## Required task:
Count how many lines in this material contain "arrow". The answer is that number alone.

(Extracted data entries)
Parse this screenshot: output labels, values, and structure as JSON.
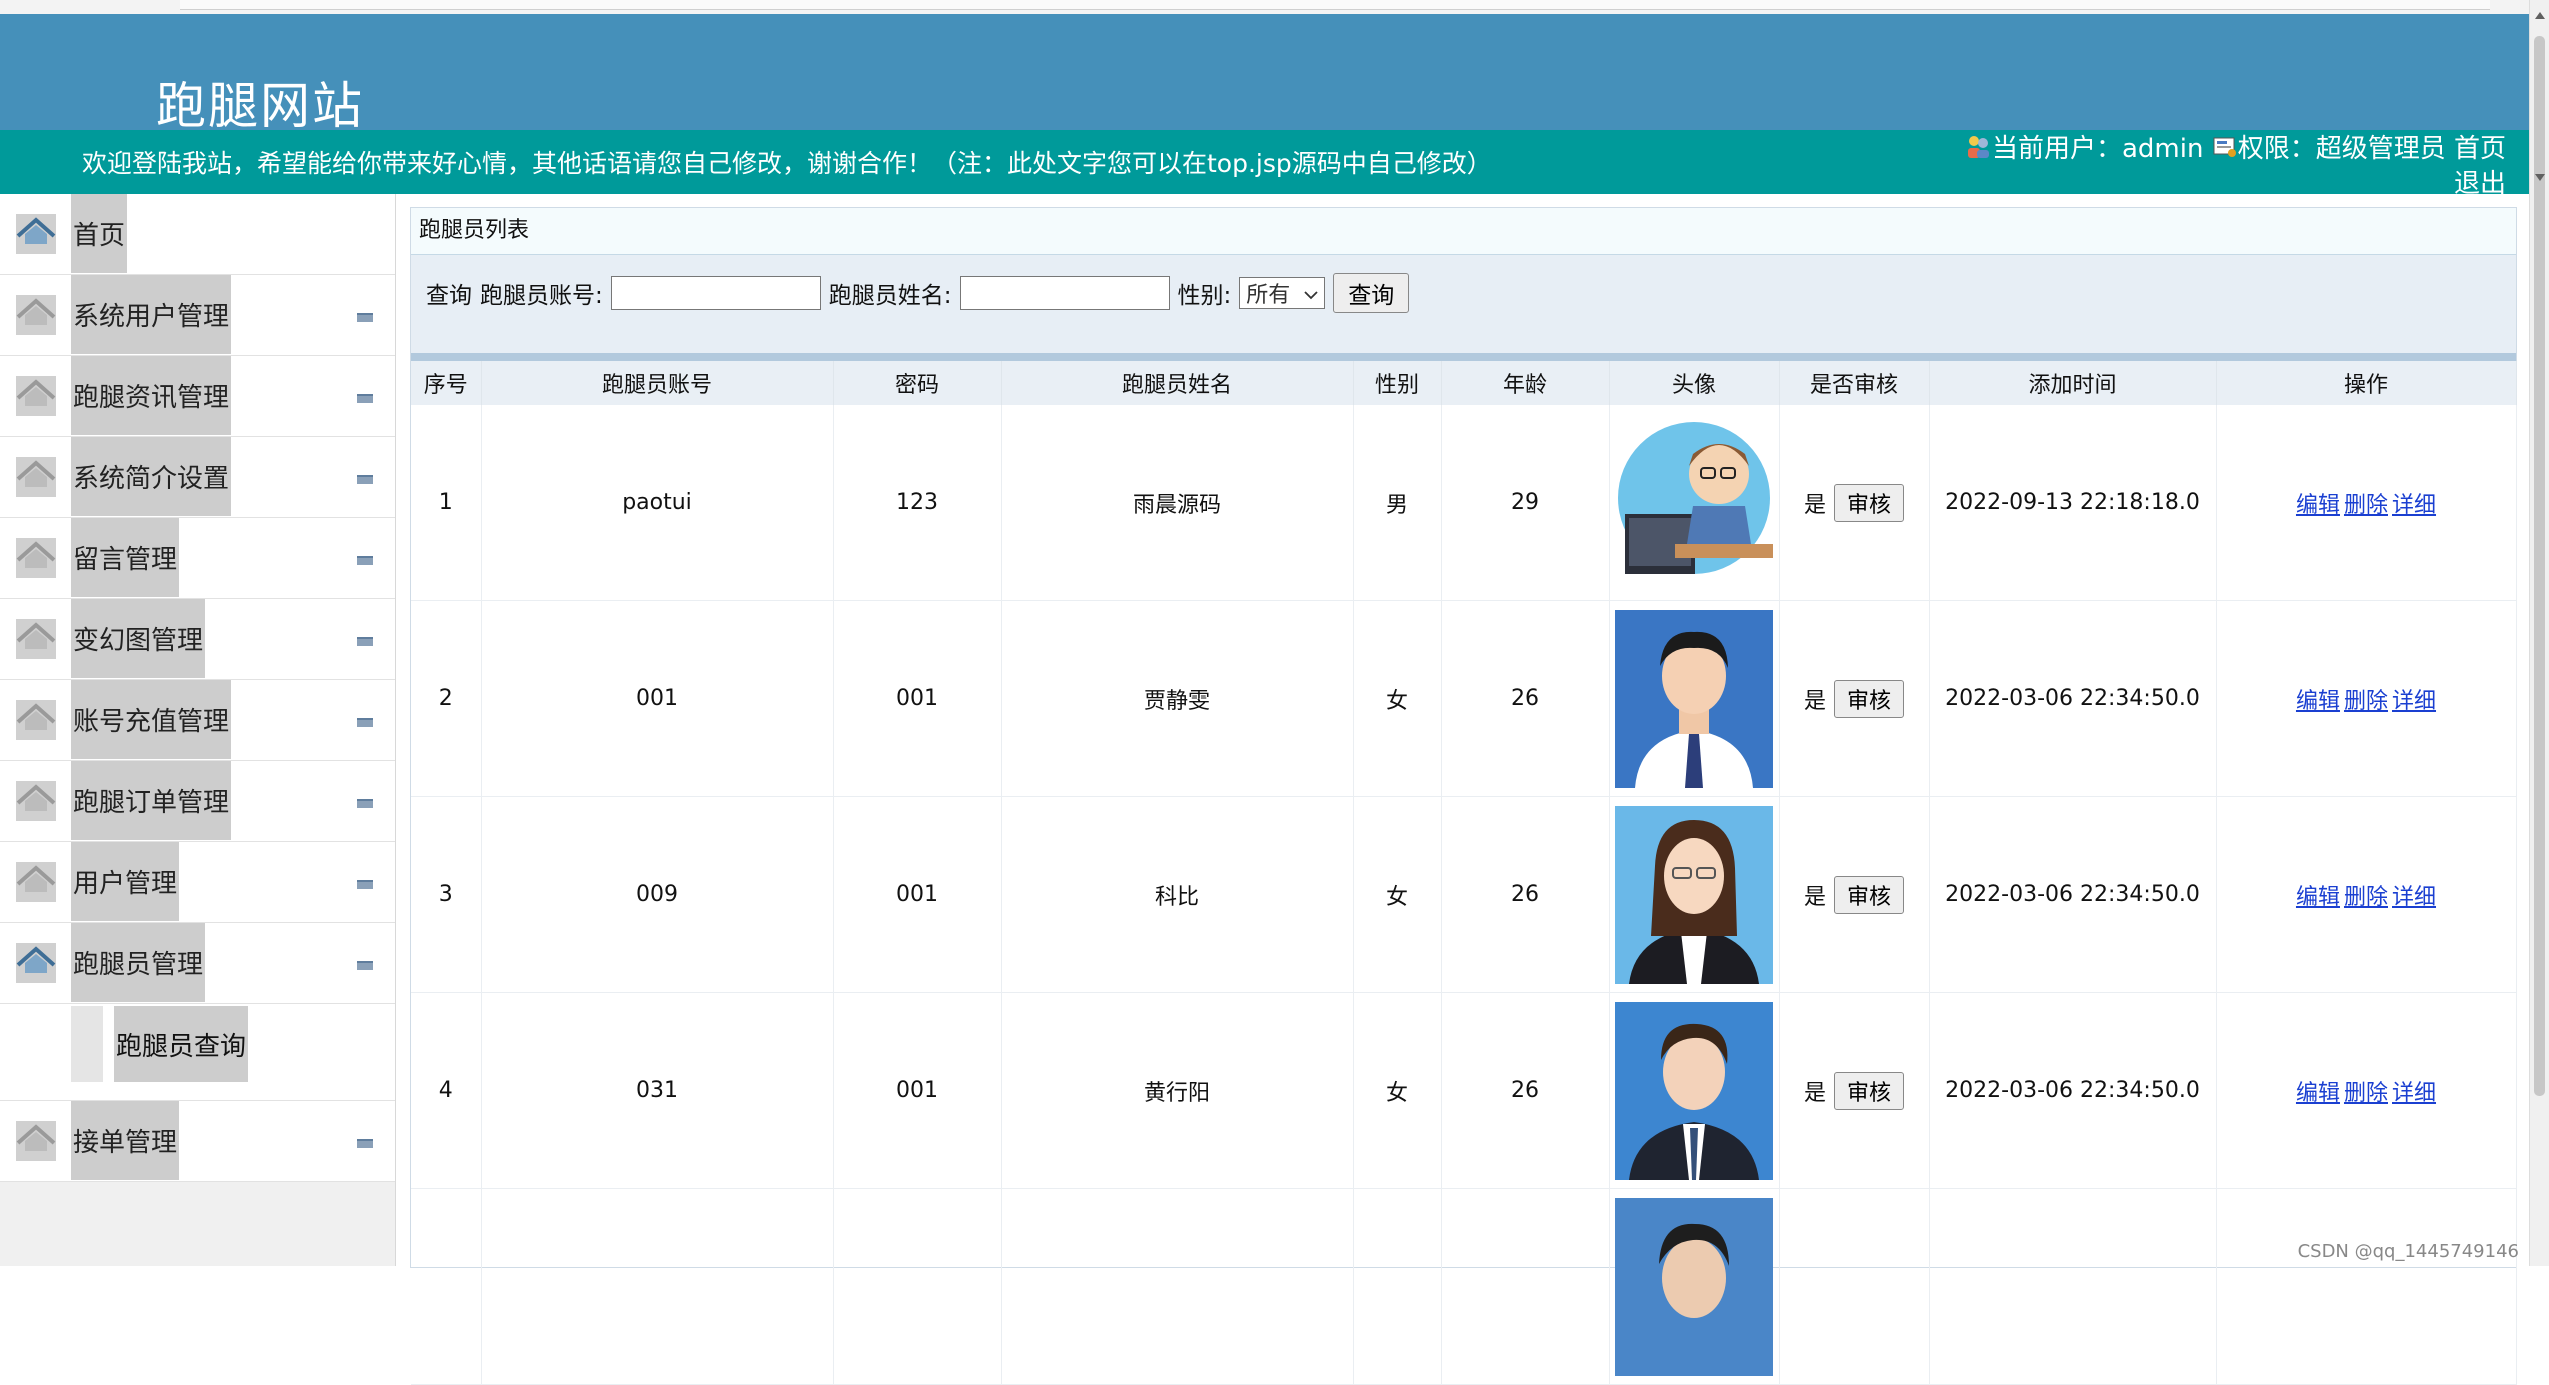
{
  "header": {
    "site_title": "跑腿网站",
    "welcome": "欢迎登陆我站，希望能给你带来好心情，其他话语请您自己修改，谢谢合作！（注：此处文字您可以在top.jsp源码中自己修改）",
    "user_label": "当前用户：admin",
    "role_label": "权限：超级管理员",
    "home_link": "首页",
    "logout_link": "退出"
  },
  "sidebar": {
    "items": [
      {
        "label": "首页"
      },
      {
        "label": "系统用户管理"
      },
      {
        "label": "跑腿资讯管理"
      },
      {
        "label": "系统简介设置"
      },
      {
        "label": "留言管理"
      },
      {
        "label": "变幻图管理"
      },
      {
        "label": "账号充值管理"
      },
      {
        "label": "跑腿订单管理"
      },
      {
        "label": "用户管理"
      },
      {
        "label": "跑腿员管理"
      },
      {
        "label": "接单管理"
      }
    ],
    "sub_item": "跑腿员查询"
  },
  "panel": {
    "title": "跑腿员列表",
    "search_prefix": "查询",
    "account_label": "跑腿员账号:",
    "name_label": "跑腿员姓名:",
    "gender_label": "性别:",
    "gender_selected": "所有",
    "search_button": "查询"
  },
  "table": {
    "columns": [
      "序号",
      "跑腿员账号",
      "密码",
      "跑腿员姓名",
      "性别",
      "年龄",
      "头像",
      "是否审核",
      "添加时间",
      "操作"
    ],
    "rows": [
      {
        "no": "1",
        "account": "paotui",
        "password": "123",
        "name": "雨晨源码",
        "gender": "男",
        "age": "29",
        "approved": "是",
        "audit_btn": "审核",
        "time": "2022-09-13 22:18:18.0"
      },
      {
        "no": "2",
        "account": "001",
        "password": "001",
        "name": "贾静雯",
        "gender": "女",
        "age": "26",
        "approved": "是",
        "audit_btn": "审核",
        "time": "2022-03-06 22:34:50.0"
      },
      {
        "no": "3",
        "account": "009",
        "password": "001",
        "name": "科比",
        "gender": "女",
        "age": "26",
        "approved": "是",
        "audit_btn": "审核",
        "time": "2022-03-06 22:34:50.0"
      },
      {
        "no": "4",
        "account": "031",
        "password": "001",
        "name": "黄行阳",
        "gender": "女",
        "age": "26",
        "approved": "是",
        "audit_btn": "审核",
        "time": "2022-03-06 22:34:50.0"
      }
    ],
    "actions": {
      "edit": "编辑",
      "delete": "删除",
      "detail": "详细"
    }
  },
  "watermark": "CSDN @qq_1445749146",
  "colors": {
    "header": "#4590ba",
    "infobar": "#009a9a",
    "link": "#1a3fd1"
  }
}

==

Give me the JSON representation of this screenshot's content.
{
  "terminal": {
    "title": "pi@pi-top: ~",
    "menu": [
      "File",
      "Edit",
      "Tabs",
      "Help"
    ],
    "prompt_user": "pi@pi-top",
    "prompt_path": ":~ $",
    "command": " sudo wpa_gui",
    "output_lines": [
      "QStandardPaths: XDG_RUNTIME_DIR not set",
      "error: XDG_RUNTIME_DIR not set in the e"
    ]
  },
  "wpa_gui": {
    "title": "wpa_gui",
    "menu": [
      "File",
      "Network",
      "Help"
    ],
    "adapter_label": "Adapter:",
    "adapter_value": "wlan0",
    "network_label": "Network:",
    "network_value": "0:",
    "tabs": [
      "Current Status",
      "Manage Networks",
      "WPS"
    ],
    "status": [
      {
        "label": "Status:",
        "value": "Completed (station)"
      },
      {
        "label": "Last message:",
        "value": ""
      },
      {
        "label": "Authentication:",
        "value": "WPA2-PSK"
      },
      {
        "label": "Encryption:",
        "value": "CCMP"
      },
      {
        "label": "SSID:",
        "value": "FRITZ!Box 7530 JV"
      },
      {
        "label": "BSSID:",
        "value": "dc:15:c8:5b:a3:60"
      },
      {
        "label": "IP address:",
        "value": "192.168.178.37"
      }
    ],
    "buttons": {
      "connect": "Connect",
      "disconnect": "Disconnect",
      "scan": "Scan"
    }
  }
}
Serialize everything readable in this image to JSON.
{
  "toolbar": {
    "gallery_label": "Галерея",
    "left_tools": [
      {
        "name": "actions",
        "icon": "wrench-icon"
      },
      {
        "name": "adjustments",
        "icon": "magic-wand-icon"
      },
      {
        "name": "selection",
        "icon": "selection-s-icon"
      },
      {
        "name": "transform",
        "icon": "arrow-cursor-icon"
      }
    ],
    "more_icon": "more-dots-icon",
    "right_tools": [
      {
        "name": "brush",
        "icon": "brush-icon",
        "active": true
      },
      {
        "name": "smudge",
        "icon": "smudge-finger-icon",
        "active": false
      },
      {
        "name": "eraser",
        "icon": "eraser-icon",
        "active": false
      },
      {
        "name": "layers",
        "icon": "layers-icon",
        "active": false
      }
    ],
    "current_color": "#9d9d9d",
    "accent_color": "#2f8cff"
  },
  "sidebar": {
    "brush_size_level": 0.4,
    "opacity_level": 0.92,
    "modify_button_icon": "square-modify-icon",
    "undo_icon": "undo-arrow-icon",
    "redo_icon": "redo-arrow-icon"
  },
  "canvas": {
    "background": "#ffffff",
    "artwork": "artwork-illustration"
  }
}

## The response:
3